__EXERCISE OBJECTIVE__: Skip every picture and transcribe the remaining material exactly.

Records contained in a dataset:
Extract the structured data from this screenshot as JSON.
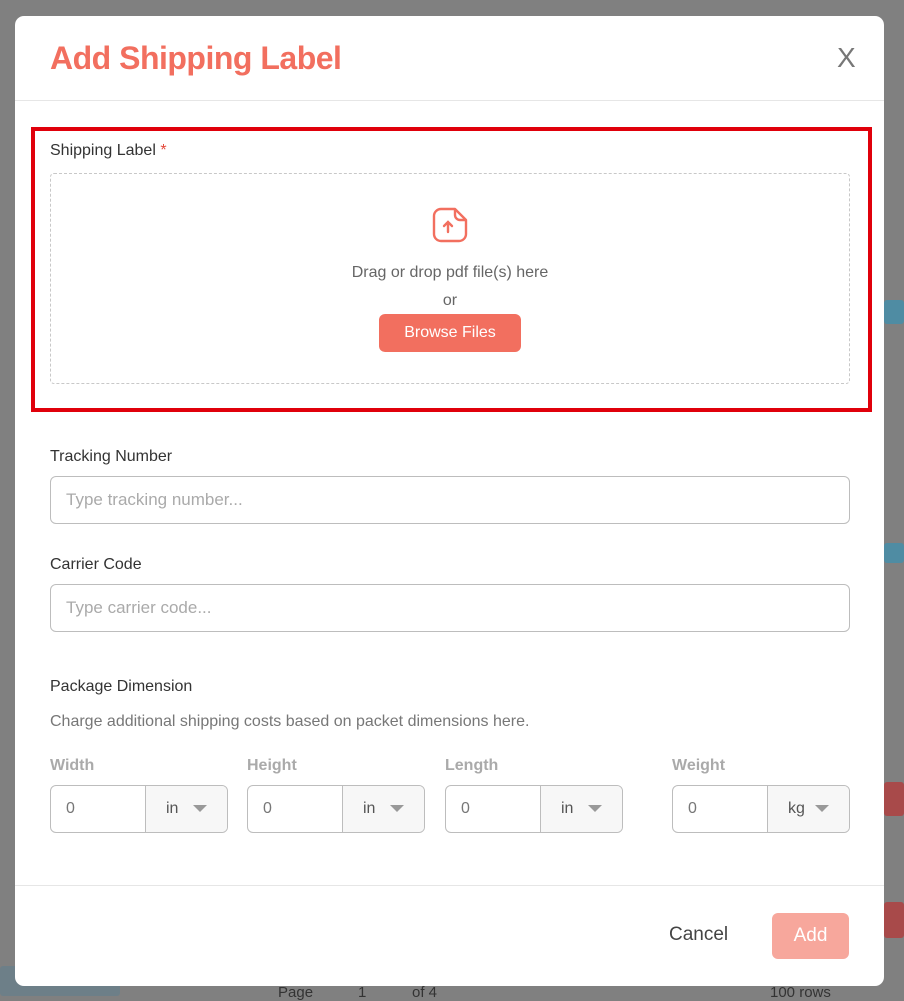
{
  "background": {
    "page_label": "Page",
    "page_value": "1",
    "page_of": "of 4",
    "rows_select": "100 rows"
  },
  "modal": {
    "title": "Add Shipping Label",
    "close_label": "X",
    "shipping_label": {
      "label": "Shipping Label",
      "required_mark": "*",
      "drop_text": "Drag or drop pdf file(s) here",
      "or_text": "or",
      "browse_label": "Browse Files",
      "icon": "file-upload-icon"
    },
    "tracking": {
      "label": "Tracking Number",
      "placeholder": "Type tracking number..."
    },
    "carrier": {
      "label": "Carrier Code",
      "placeholder": "Type carrier code..."
    },
    "package": {
      "label": "Package Dimension",
      "description": "Charge additional shipping costs based on packet dimensions here.",
      "fields": [
        {
          "label": "Width",
          "value": "0",
          "unit": "in"
        },
        {
          "label": "Height",
          "value": "0",
          "unit": "in"
        },
        {
          "label": "Length",
          "value": "0",
          "unit": "in"
        },
        {
          "label": "Weight",
          "value": "0",
          "unit": "kg"
        }
      ]
    },
    "cancel_label": "Cancel",
    "add_label": "Add"
  },
  "colors": {
    "accent": "#f26f5f",
    "highlight": "#e0000b",
    "add_disabled": "#f7a79c"
  }
}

__EXPECTED OUTPUT__:
Extract the structured data from this screenshot as JSON.
{
  "background": {
    "page_label": "Page",
    "page_value": "1",
    "page_of": "of 4",
    "rows_select": "100 rows"
  },
  "modal": {
    "title": "Add Shipping Label",
    "close_label": "X",
    "shipping_label": {
      "label": "Shipping Label",
      "required_mark": "*",
      "drop_text": "Drag or drop pdf file(s) here",
      "or_text": "or",
      "browse_label": "Browse Files",
      "icon": "file-upload-icon"
    },
    "tracking": {
      "label": "Tracking Number",
      "placeholder": "Type tracking number..."
    },
    "carrier": {
      "label": "Carrier Code",
      "placeholder": "Type carrier code..."
    },
    "package": {
      "label": "Package Dimension",
      "description": "Charge additional shipping costs based on packet dimensions here.",
      "fields": [
        {
          "label": "Width",
          "value": "0",
          "unit": "in"
        },
        {
          "label": "Height",
          "value": "0",
          "unit": "in"
        },
        {
          "label": "Length",
          "value": "0",
          "unit": "in"
        },
        {
          "label": "Weight",
          "value": "0",
          "unit": "kg"
        }
      ]
    },
    "cancel_label": "Cancel",
    "add_label": "Add"
  },
  "colors": {
    "accent": "#f26f5f",
    "highlight": "#e0000b",
    "add_disabled": "#f7a79c"
  }
}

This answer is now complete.